* _Required task_
Identify the lines containing the word "color". Copy each one.

* _Record list_
☆ ☆ ☆
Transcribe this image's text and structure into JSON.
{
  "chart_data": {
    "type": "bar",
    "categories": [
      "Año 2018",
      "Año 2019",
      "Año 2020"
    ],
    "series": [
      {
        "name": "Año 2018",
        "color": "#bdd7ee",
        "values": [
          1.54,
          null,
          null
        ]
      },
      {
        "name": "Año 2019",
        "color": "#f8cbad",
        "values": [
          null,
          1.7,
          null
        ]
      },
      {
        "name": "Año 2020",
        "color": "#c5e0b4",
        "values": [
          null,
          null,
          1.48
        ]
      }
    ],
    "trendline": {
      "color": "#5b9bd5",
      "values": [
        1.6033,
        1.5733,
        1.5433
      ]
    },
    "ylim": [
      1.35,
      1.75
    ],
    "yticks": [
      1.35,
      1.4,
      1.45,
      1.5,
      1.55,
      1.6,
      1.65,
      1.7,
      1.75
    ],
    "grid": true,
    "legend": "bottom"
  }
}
☆ ☆ ☆
* _Result of this exercise_
        "color": "#bdd7ee",
        "color": "#f8cbad",
        "color": "#c5e0b4",
      "color": "#5b9bd5",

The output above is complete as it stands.